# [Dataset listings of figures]
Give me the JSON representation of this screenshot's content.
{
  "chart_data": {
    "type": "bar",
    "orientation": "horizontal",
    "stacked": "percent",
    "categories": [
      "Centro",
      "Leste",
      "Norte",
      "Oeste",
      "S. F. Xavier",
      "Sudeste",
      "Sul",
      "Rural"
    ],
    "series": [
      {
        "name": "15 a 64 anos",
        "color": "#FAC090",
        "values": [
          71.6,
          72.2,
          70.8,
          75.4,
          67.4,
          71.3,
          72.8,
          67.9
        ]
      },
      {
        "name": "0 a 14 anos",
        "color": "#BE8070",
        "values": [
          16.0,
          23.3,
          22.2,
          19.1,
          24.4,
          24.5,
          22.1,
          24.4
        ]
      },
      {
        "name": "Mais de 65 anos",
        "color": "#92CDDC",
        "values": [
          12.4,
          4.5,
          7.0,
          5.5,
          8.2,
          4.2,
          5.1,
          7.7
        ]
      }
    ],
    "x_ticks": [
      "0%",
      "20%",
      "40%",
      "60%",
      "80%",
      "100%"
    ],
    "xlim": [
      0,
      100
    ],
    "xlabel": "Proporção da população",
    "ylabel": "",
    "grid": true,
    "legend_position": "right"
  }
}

# [What to produce]
Return all the data exactly as given.

# [In response]
Give me the JSON representation of this screenshot's content.
{
  "chart_data": {
    "type": "bar",
    "orientation": "horizontal",
    "stacked": "percent",
    "categories": [
      "Centro",
      "Leste",
      "Norte",
      "Oeste",
      "S. F. Xavier",
      "Sudeste",
      "Sul",
      "Rural"
    ],
    "series": [
      {
        "name": "15 a 64 anos",
        "color": "#FAC090",
        "values": [
          71.6,
          72.2,
          70.8,
          75.4,
          67.4,
          71.3,
          72.8,
          67.9
        ]
      },
      {
        "name": "0 a 14 anos",
        "color": "#BE8070",
        "values": [
          16.0,
          23.3,
          22.2,
          19.1,
          24.4,
          24.5,
          22.1,
          24.4
        ]
      },
      {
        "name": "Mais de 65 anos",
        "color": "#92CDDC",
        "values": [
          12.4,
          4.5,
          7.0,
          5.5,
          8.2,
          4.2,
          5.1,
          7.7
        ]
      }
    ],
    "x_ticks": [
      "0%",
      "20%",
      "40%",
      "60%",
      "80%",
      "100%"
    ],
    "xlim": [
      0,
      100
    ],
    "xlabel": "Proporção da população",
    "ylabel": "",
    "grid": true,
    "legend_position": "right"
  }
}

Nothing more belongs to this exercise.